Task description »
A verbatim copy of the records is required, with all pictures left out.

Data provided »
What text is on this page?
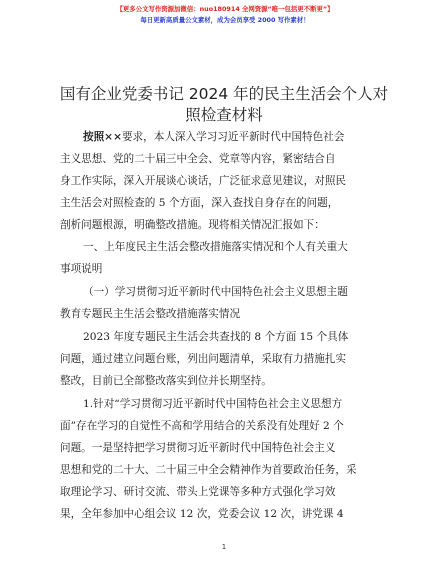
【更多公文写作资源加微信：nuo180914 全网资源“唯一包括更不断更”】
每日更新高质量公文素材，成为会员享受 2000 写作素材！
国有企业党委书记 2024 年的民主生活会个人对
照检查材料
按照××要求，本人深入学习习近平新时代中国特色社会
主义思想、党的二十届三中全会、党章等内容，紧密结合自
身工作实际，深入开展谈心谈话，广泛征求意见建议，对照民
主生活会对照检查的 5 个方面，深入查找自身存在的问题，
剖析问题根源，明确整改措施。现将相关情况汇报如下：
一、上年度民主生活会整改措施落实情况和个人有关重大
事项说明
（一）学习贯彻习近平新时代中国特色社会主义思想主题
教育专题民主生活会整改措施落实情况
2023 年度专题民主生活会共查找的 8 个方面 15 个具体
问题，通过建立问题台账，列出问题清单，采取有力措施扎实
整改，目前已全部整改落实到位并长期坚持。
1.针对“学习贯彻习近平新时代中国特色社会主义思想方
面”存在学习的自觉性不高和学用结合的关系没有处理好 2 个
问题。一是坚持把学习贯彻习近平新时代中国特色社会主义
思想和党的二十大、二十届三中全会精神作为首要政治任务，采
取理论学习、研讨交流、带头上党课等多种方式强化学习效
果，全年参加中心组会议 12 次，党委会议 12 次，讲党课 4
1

Task response »
What text is on this page?
【更多公文写作资源加微信：nuo180914 全网资源“唯一包括更不断更”】
每日更新高质量公文素材，成为会员享受 2000 写作素材！
国有企业党委书记 2024 年的民主生活会个人对
照检查材料
按照××要求，本人深入学习习近平新时代中国特色社会
主义思想、党的二十届三中全会、党章等内容，紧密结合自
身工作实际，深入开展谈心谈话，广泛征求意见建议，对照民
主生活会对照检查的 5 个方面，深入查找自身存在的问题，
剖析问题根源，明确整改措施。现将相关情况汇报如下：
一、上年度民主生活会整改措施落实情况和个人有关重大
事项说明
（一）学习贯彻习近平新时代中国特色社会主义思想主题
教育专题民主生活会整改措施落实情况
2023 年度专题民主生活会共查找的 8 个方面 15 个具体
问题，通过建立问题台账，列出问题清单，采取有力措施扎实
整改，目前已全部整改落实到位并长期坚持。
1.针对“学习贯彻习近平新时代中国特色社会主义思想方
面”存在学习的自觉性不高和学用结合的关系没有处理好 2 个
问题。一是坚持把学习贯彻习近平新时代中国特色社会主义
思想和党的二十大、二十届三中全会精神作为首要政治任务，采
取理论学习、研讨交流、带头上党课等多种方式强化学习效
果，全年参加中心组会议 12 次，党委会议 12 次，讲党课 4
1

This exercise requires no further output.